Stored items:
<<<<
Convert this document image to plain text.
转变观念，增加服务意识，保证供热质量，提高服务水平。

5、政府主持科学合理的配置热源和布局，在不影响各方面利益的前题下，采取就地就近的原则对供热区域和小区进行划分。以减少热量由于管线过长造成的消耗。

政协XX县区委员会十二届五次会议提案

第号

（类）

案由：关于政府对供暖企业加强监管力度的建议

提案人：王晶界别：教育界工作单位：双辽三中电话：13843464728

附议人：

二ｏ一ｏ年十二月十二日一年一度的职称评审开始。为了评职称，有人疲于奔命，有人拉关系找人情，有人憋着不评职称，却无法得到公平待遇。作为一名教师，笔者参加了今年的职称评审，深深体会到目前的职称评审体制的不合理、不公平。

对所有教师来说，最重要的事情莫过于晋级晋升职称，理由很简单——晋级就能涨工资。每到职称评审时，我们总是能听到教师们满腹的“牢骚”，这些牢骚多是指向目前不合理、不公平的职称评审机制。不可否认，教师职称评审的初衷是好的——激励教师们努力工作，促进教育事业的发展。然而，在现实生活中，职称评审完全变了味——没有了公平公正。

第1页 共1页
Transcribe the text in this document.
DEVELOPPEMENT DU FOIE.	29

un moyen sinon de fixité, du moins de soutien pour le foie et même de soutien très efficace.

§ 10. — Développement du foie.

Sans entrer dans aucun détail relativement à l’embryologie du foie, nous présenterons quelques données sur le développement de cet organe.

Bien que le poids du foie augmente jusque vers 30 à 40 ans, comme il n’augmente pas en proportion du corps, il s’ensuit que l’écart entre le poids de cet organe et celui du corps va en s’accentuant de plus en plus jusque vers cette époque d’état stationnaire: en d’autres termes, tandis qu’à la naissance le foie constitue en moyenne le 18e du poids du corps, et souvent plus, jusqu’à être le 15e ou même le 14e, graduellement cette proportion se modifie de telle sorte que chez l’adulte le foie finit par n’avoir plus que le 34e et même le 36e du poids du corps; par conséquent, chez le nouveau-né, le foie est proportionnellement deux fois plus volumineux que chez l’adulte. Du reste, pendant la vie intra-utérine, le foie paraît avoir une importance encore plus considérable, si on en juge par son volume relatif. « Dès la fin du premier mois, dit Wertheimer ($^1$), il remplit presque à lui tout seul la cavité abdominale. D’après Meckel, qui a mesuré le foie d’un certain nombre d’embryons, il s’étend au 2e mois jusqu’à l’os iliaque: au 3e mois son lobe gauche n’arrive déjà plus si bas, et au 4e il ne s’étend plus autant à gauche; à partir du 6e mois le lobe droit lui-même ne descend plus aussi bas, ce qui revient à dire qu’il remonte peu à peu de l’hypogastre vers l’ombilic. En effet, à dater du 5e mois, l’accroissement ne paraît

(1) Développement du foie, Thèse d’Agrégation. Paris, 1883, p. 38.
>>>>
» Short exercise
Write out the material from the first line to the last, exactly.

» Correct answer
Convert this document image to plain text.
转变观念，增加服务意识，保证供热质量，提高服务水平。

5、政府主持科学合理的配置热源和布局，在不影响各方面利益的前题下，采取就地就近的原则对供热区域和小区进行划分。以减少热量由于管线过长造成的消耗。

政协XX县区委员会十二届五次会议提案

第号

（类）

案由：关于政府对供暖企业加强监管力度的建议

提案人：王晶界别：教育界工作单位：双辽三中电话：13843464728

附议人：

二ｏ一ｏ年十二月十二日一年一度的职称评审开始。为了评职称，有人疲于奔命，有人拉关系找人情，有人憋着不评职称，却无法得到公平待遇。作为一名教师，笔者参加了今年的职称评审，深深体会到目前的职称评审体制的不合理、不公平。

对所有教师来说，最重要的事情莫过于晋级晋升职称，理由很简单——晋级就能涨工资。每到职称评审时，我们总是能听到教师们满腹的“牢骚”，这些牢骚多是指向目前不合理、不公平的职称评审机制。不可否认，教师职称评审的初衷是好的——激励教师们努力工作，促进教育事业的发展。然而，在现实生活中，职称评审完全变了味——没有了公平公正。

第1页 共1页
Transcribe the text in this document.
DEVELOPPEMENT DU FOIE.	29

un moyen sinon de fixité, du moins de soutien pour le foie et même de soutien très efficace.

§ 10. — Développement du foie.

Sans entrer dans aucun détail relativement à l’embryologie du foie, nous présenterons quelques données sur le développement de cet organe.

Bien que le poids du foie augmente jusque vers 30 à 40 ans, comme il n’augmente pas en proportion du corps, il s’ensuit que l’écart entre le poids de cet organe et celui du corps va en s’accentuant de plus en plus jusque vers cette époque d’état stationnaire: en d’autres termes, tandis qu’à la naissance le foie constitue en moyenne le 18e du poids du corps, et souvent plus, jusqu’à être le 15e ou même le 14e, graduellement cette proportion se modifie de telle sorte que chez l’adulte le foie finit par n’avoir plus que le 34e et même le 36e du poids du corps; par conséquent, chez le nouveau-né, le foie est proportionnellement deux fois plus volumineux que chez l’adulte. Du reste, pendant la vie intra-utérine, le foie paraît avoir une importance encore plus considérable, si on en juge par son volume relatif. « Dès la fin du premier mois, dit Wertheimer ($^1$), il remplit presque à lui tout seul la cavité abdominale. D’après Meckel, qui a mesuré le foie d’un certain nombre d’embryons, il s’étend au 2e mois jusqu’à l’os iliaque: au 3e mois son lobe gauche n’arrive déjà plus si bas, et au 4e il ne s’étend plus autant à gauche; à partir du 6e mois le lobe droit lui-même ne descend plus aussi bas, ce qui revient à dire qu’il remonte peu à peu de l’hypogastre vers l’ombilic. En effet, à dater du 5e mois, l’accroissement ne paraît

(1) Développement du foie, Thèse d’Agrégation. Paris, 1883, p. 38.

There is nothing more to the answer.